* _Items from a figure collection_
>> begin

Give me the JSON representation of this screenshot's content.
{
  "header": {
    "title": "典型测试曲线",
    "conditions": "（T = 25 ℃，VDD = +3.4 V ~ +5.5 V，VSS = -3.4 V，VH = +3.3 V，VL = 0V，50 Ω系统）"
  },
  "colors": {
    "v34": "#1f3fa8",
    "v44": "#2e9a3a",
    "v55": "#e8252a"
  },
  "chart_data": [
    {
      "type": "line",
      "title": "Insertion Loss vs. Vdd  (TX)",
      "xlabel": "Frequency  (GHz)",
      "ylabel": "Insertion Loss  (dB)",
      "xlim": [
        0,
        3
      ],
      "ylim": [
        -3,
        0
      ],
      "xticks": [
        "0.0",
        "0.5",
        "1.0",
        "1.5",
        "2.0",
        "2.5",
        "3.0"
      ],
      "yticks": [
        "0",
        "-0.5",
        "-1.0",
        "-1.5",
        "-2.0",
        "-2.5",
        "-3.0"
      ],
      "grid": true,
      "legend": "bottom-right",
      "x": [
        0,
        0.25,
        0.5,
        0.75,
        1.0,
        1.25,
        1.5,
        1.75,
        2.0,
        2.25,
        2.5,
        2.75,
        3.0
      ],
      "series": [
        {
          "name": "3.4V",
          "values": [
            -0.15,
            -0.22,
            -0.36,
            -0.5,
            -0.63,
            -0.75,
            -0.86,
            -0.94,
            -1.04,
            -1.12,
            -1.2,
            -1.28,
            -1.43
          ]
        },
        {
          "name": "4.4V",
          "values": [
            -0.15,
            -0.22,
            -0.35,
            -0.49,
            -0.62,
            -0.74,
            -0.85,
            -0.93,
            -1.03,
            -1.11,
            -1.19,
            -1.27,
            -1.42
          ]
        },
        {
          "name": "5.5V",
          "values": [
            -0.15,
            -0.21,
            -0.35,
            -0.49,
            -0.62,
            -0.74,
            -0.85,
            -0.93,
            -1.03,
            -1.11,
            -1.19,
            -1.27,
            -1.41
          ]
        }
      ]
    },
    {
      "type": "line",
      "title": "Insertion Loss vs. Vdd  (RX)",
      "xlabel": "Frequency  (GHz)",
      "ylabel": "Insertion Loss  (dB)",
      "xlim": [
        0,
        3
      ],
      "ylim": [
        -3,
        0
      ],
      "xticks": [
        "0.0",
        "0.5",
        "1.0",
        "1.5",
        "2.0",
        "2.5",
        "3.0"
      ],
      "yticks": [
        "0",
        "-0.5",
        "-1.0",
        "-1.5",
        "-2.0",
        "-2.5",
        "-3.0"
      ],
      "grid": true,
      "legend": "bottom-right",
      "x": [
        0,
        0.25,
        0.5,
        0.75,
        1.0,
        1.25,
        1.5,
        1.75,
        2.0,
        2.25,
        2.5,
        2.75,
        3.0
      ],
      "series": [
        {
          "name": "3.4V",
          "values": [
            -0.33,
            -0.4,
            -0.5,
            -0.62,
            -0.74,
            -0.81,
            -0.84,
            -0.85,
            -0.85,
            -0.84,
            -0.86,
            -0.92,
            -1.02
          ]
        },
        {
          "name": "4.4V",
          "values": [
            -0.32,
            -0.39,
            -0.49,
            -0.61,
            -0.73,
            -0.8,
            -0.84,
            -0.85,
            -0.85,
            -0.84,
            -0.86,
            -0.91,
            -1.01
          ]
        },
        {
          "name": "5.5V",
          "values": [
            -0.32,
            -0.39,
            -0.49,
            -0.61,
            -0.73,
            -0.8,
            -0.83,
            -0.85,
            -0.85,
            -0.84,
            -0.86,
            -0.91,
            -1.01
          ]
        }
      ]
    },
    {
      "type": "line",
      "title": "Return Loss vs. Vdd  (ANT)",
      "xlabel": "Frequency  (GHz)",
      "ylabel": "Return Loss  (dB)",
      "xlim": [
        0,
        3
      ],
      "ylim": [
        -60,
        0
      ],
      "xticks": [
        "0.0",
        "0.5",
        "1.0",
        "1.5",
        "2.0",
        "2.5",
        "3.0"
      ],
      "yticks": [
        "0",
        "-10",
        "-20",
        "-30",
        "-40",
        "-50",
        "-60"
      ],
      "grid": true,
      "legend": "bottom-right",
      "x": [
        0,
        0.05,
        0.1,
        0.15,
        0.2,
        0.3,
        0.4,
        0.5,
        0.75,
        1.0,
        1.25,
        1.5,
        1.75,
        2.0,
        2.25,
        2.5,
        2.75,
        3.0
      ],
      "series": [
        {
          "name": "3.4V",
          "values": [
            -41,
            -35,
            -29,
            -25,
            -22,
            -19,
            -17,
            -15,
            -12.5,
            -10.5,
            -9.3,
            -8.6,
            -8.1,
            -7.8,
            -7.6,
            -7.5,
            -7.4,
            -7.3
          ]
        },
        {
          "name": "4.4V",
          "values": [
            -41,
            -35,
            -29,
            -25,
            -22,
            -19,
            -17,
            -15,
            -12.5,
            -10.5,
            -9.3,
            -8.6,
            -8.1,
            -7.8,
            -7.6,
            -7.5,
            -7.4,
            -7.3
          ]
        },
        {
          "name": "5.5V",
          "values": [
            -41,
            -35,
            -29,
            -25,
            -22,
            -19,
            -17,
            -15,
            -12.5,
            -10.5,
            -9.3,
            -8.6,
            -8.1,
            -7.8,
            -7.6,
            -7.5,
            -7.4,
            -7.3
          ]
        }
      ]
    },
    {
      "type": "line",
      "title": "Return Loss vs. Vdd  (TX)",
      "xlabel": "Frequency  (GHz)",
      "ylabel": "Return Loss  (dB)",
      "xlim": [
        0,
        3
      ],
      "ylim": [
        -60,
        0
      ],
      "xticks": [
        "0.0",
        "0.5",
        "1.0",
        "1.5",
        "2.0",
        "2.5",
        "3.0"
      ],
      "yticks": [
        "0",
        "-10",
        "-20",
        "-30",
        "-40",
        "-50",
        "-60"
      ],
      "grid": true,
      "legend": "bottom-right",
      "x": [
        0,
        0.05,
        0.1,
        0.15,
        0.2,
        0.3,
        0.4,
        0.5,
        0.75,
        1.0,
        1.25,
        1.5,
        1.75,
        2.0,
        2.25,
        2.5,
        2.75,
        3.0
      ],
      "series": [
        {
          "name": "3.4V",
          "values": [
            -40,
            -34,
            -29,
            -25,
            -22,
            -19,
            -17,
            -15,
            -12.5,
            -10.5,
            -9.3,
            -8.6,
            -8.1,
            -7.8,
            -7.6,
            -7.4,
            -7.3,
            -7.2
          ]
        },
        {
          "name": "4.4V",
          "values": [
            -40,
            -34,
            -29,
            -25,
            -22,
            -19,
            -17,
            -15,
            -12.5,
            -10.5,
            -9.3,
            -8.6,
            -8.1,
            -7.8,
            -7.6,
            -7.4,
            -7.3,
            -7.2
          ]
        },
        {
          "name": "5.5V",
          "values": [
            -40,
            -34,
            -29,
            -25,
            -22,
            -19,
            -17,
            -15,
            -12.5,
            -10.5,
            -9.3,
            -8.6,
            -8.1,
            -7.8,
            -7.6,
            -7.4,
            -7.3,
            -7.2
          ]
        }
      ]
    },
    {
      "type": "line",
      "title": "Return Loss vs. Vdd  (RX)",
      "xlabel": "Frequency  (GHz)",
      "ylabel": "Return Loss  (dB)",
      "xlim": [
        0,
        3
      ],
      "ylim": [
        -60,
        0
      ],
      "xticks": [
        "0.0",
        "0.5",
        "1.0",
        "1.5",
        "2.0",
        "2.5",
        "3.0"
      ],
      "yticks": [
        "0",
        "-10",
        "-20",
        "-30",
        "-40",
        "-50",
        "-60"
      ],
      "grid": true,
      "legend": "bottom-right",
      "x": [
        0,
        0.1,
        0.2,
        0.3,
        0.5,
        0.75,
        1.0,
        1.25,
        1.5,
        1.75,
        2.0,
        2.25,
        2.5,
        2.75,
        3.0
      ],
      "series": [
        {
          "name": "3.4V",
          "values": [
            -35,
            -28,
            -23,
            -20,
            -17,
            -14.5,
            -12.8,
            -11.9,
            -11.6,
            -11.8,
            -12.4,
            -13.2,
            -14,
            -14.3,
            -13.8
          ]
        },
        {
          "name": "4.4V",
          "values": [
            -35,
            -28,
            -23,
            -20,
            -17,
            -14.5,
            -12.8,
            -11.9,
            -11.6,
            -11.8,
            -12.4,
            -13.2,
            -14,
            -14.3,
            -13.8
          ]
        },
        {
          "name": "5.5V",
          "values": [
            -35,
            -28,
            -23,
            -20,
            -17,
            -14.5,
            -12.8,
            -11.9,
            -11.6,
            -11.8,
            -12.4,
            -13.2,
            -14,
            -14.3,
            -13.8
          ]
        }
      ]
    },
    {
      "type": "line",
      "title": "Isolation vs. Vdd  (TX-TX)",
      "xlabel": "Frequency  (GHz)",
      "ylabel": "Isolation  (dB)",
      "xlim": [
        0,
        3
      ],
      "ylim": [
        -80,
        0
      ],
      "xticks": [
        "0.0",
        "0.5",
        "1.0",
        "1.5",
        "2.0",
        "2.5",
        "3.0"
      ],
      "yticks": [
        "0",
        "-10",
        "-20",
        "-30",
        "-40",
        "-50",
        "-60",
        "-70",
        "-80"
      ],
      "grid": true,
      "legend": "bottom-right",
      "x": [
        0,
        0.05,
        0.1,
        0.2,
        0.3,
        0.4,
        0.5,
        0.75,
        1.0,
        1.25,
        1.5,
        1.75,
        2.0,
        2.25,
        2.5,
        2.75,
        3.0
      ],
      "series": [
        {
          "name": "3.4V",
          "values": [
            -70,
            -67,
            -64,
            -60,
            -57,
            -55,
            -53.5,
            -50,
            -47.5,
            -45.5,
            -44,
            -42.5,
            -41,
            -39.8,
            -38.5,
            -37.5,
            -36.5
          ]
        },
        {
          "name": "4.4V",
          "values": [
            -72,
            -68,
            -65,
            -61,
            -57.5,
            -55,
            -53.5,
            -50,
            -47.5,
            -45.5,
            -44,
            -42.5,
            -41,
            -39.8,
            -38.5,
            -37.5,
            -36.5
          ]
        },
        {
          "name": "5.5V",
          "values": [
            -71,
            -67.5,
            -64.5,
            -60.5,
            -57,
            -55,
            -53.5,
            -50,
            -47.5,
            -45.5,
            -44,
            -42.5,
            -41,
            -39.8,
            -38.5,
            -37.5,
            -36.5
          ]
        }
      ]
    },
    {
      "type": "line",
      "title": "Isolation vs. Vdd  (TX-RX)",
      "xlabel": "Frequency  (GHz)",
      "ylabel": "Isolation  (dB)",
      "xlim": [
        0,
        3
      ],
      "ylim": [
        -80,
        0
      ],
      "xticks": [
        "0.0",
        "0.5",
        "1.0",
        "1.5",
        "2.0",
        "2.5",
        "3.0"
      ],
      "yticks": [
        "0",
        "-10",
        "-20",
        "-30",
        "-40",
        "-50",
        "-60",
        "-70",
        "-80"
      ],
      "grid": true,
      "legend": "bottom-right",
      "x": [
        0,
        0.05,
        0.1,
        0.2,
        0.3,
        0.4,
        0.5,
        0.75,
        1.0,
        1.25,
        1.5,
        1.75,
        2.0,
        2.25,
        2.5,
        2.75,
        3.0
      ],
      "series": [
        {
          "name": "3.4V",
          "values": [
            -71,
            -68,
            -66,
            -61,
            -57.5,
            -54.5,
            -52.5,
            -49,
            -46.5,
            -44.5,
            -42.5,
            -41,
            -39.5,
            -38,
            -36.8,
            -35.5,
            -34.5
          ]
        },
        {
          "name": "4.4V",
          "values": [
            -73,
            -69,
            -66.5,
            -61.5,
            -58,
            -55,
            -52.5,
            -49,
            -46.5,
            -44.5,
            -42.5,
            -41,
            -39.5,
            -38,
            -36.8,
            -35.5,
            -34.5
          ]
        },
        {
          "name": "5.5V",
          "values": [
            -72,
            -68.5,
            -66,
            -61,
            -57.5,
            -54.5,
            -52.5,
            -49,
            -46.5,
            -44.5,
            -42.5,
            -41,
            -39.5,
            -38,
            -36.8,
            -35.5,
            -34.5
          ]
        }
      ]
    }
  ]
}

>> end

* _Exercise_
Pick out each line containing the string "Insertion" and copy it.

* _Answer to this exercise_
      "title": "Insertion Loss vs. Vdd  (TX)",
      "ylabel": "Insertion Loss  (dB)",
      "title": "Insertion Loss vs. Vdd  (RX)",
      "ylabel": "Insertion Loss  (dB)",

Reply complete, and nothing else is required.